Seek out every line containing the word "text", and copy each.

(Recorded data)
* begin *
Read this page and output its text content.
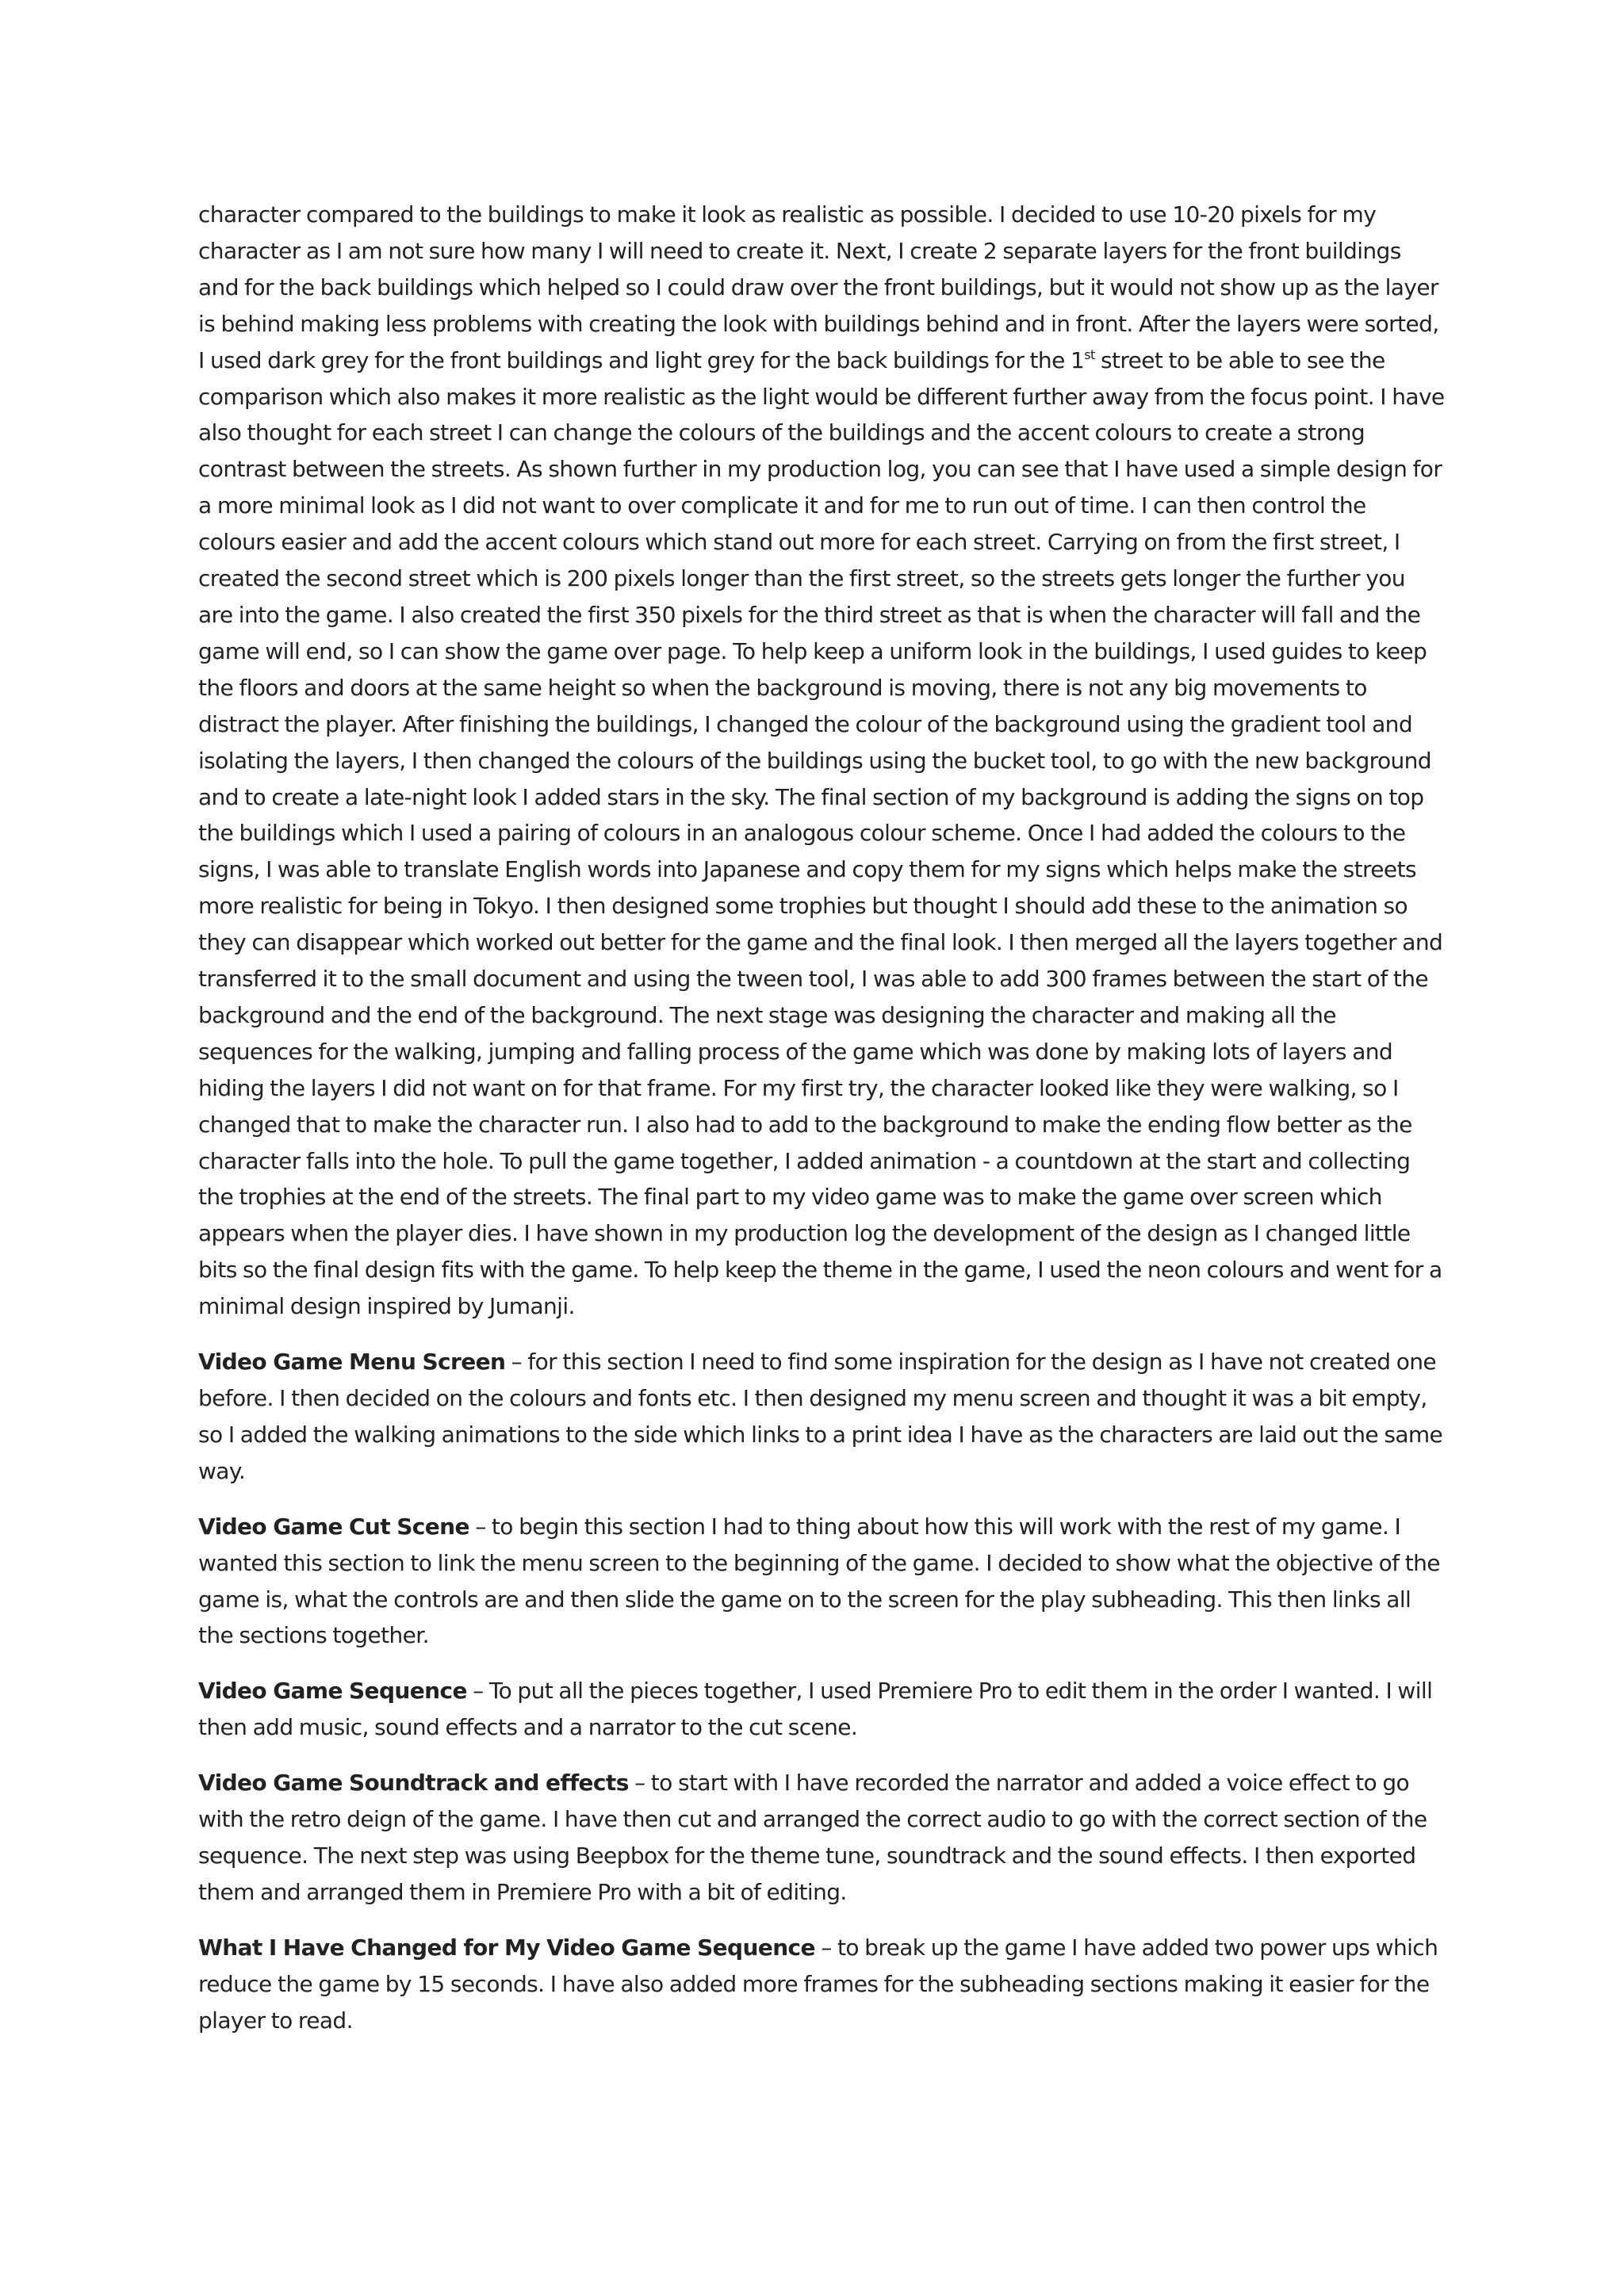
character compared to the buildings to make it look as realistic as possible. I decided to use 10-20 pixels for my character as I am not sure how many I will need to create it. Next, I create 2 separate layers for the front buildings and for the back buildings which helped so I could draw over the front buildings, but it would not show up as the layer is behind making less problems with creating the look with buildings behind and in front. After the layers were sorted, I used dark grey for the front buildings and light grey for the back buildings for the 1st street to be able to see the comparison which also makes it more realistic as the light would be different further away from the focus point. I have also thought for each street I can change the colours of the buildings and the accent colours to create a strong contrast between the streets. As shown further in my production log, you can see that I have used a simple design for a more minimal look as I did not want to over complicate it and for me to run out of time. I can then control the colours easier and add the accent colours which stand out more for each street. Carrying on from the first street, I created the second street which is 200 pixels longer than the first street, so the streets gets longer the further you are into the game. I also created the first 350 pixels for the third street as that is when the character will fall and the game will end, so I can show the game over page. To help keep a uniform look in the buildings, I used guides to keep the floors and doors at the same height so when the background is moving, there is not any big movements to distract the player. After finishing the buildings, I changed the colour of the background using the gradient tool and isolating the layers, I then changed the colours of the buildings using the bucket tool, to go with the new background and to create a late-night look I added stars in the sky. The final section of my background is adding the signs on top the buildings which I used a pairing of colours in an analogous colour scheme. Once I had added the colours to the signs, I was able to translate English words into Japanese and copy them for my signs which helps make the streets more realistic for being in Tokyo. I then designed some trophies but thought I should add these to the animation so they can disappear which worked out better for the game and the final look. I then merged all the layers together and transferred it to the small document and using the tween tool, I was able to add 300 frames between the start of the background and the end of the background. The next stage was designing the character and making all the sequences for the walking, jumping and falling process of the game which was done by making lots of layers and hiding the layers I did not want on for that frame. For my first try, the character looked like they were walking, so I changed that to make the character run. I also had to add to the background to make the ending flow better as the character falls into the hole. To pull the game together, I added animation - a countdown at the start and collecting the trophies at the end of the streets. The final part to my video game was to make the game over screen which appears when the player dies. I have shown in my production log the development of the design as I changed little bits so the final design fits with the game. To help keep the theme in the game, I used the neon colours and went for a minimal design inspired by Jumanji.

Video Game Menu Screen – for this section I need to find some inspiration for the design as I have not created one before. I then decided on the colours and fonts etc. I then designed my menu screen and thought it was a bit empty, so I added the walking animations to the side which links to a print idea I have as the characters are laid out the same way.

Video Game Cut Scene – to begin this section I had to thing about how this will work with the rest of my game. I wanted this section to link the menu screen to the beginning of the game. I decided to show what the objective of the game is, what the controls are and then slide the game on to the screen for the play subheading. This then links all the sections together.

Video Game Sequence – To put all the pieces together, I used Premiere Pro to edit them in the order I wanted. I will then add music, sound effects and a narrator to the cut scene.

Video Game Soundtrack and effects – to start with I have recorded the narrator and added a voice effect to go with the retro deign of the game. I have then cut and arranged the correct audio to go with the correct section of the sequence. The next step was using Beepbox for the theme tune, soundtrack and the sound effects. I then exported them and arranged them in Premiere Pro with a bit of editing.

What I Have Changed for My Video Game Sequence – to break up the game I have added two power ups which reduce the game by 15 seconds. I have also added more frames for the subheading sections making it easier for the player to read.
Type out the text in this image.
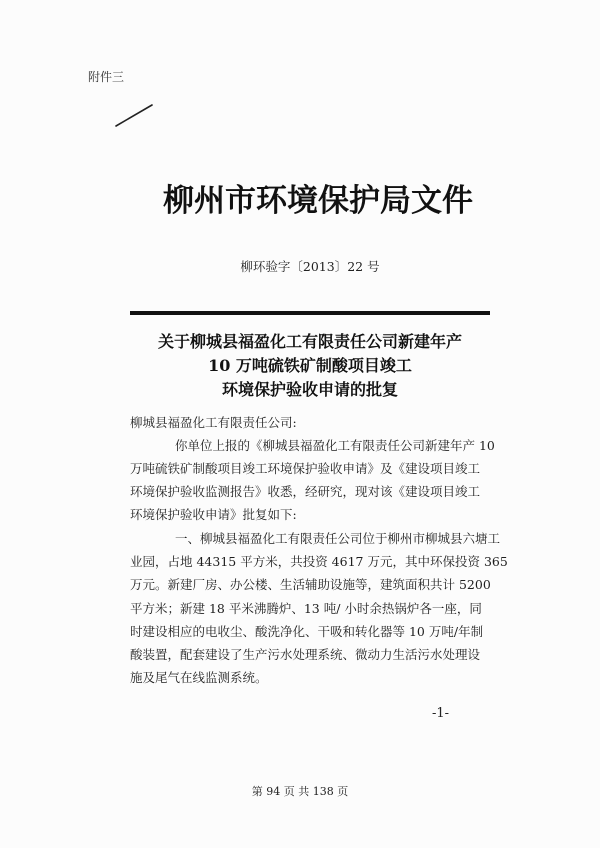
附件三
柳州市环境保护局文件
柳环验字〔2013〕22 号
关于柳城县福盈化工有限责任公司新建年产
10 万吨硫铁矿制酸项目竣工
环境保护验收申请的批复
柳城县福盈化工有限责任公司:
你单位上报的《柳城县福盈化工有限责任公司新建年产 10
万吨硫铁矿制酸项目竣工环境保护验收申请》及《建设项目竣工
环境保护验收监测报告》收悉，经研究，现对该《建设项目竣工
环境保护验收申请》批复如下:
一、柳城县福盈化工有限责任公司位于柳州市柳城县六塘工
业园，占地 44315 平方米，共投资 4617 万元，其中环保投资 365
万元。新建厂房、办公楼、生活辅助设施等，建筑面积共计 5200
平方米；新建 18 平米沸腾炉、13 吨/ 小时余热锅炉各一座，同
时建设相应的电收尘、酸洗净化、干吸和转化器等 10 万吨/年制
酸装置，配套建设了生产污水处理系统、微动力生活污水处理设
施及尾气在线监测系统。
-1-
第 94 页 共 138 页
* end *
* **Written solution**:
Read this page and output its text content.
Type out the text in this image.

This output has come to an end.